§ **Set exercise**: Where a line of the listing below includes the word "Font", reproduce that line.
* BEGIN Available data *
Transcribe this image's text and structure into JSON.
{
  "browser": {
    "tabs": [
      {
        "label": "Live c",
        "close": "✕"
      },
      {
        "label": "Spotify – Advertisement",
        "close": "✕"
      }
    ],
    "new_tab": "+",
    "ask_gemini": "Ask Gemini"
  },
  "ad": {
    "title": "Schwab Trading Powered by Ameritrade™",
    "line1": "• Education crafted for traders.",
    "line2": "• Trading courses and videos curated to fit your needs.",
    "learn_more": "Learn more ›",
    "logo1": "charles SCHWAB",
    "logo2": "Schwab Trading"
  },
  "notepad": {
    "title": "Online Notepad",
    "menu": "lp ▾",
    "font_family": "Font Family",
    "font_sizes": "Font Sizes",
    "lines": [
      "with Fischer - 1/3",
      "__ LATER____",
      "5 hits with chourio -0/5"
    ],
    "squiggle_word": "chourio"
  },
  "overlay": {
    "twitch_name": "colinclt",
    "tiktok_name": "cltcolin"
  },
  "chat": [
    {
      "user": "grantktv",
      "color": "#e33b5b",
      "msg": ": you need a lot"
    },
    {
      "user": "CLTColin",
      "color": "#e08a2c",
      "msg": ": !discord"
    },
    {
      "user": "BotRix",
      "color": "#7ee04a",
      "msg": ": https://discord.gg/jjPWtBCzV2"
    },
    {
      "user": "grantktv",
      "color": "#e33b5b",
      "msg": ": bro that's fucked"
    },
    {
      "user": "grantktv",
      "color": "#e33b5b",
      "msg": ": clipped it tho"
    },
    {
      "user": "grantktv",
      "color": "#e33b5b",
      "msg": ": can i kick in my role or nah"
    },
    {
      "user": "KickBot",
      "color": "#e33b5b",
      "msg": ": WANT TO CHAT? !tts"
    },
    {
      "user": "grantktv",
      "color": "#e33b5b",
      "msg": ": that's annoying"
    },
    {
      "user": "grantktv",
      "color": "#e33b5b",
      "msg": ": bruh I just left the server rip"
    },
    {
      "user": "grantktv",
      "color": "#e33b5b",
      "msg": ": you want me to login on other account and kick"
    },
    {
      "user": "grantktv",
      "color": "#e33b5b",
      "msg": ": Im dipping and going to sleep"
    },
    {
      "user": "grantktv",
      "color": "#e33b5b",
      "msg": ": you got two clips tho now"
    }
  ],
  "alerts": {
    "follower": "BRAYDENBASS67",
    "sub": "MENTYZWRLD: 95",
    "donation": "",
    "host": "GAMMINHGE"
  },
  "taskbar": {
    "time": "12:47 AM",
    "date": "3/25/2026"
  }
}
* END Available data *
§ **Full output**:
    "font_family": "Font Family",
    "font_sizes": "Font Sizes",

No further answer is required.